Given problem. Output every entry exactly as given.

Excerpt from a dataset.
####################

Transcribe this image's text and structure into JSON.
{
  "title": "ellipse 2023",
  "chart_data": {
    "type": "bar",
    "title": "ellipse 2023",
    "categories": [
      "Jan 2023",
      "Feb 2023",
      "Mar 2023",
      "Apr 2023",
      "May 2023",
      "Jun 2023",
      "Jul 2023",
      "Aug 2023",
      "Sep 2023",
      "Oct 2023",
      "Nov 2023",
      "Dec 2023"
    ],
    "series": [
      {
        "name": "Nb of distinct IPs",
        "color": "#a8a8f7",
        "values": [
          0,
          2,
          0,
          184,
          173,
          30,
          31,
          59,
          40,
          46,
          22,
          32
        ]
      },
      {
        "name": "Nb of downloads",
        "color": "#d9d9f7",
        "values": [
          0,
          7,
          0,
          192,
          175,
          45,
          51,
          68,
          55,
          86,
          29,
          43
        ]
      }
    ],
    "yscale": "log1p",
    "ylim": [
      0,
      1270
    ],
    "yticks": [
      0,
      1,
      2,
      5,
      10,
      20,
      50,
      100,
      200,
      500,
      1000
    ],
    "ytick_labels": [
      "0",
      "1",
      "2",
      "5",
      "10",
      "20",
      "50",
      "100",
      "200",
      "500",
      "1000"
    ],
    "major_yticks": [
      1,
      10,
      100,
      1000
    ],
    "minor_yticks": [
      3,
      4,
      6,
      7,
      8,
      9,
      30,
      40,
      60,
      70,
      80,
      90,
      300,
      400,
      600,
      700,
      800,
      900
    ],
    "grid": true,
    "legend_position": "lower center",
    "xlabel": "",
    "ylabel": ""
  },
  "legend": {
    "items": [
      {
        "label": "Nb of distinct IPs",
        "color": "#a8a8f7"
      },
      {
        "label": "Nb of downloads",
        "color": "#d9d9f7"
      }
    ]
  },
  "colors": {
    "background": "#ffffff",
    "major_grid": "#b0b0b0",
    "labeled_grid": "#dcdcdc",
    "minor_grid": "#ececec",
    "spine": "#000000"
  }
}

####################

Task result.
Transcribe this image's text and structure into JSON.
{
  "title": "ellipse 2023",
  "chart_data": {
    "type": "bar",
    "title": "ellipse 2023",
    "categories": [
      "Jan 2023",
      "Feb 2023",
      "Mar 2023",
      "Apr 2023",
      "May 2023",
      "Jun 2023",
      "Jul 2023",
      "Aug 2023",
      "Sep 2023",
      "Oct 2023",
      "Nov 2023",
      "Dec 2023"
    ],
    "series": [
      {
        "name": "Nb of distinct IPs",
        "color": "#a8a8f7",
        "values": [
          0,
          2,
          0,
          184,
          173,
          30,
          31,
          59,
          40,
          46,
          22,
          32
        ]
      },
      {
        "name": "Nb of downloads",
        "color": "#d9d9f7",
        "values": [
          0,
          7,
          0,
          192,
          175,
          45,
          51,
          68,
          55,
          86,
          29,
          43
        ]
      }
    ],
    "yscale": "log1p",
    "ylim": [
      0,
      1270
    ],
    "yticks": [
      0,
      1,
      2,
      5,
      10,
      20,
      50,
      100,
      200,
      500,
      1000
    ],
    "ytick_labels": [
      "0",
      "1",
      "2",
      "5",
      "10",
      "20",
      "50",
      "100",
      "200",
      "500",
      "1000"
    ],
    "major_yticks": [
      1,
      10,
      100,
      1000
    ],
    "minor_yticks": [
      3,
      4,
      6,
      7,
      8,
      9,
      30,
      40,
      60,
      70,
      80,
      90,
      300,
      400,
      600,
      700,
      800,
      900
    ],
    "grid": true,
    "legend_position": "lower center",
    "xlabel": "",
    "ylabel": ""
  },
  "legend": {
    "items": [
      {
        "label": "Nb of distinct IPs",
        "color": "#a8a8f7"
      },
      {
        "label": "Nb of downloads",
        "color": "#d9d9f7"
      }
    ]
  },
  "colors": {
    "background": "#ffffff",
    "major_grid": "#b0b0b0",
    "labeled_grid": "#dcdcdc",
    "minor_grid": "#ececec",
    "spine": "#000000"
  }
}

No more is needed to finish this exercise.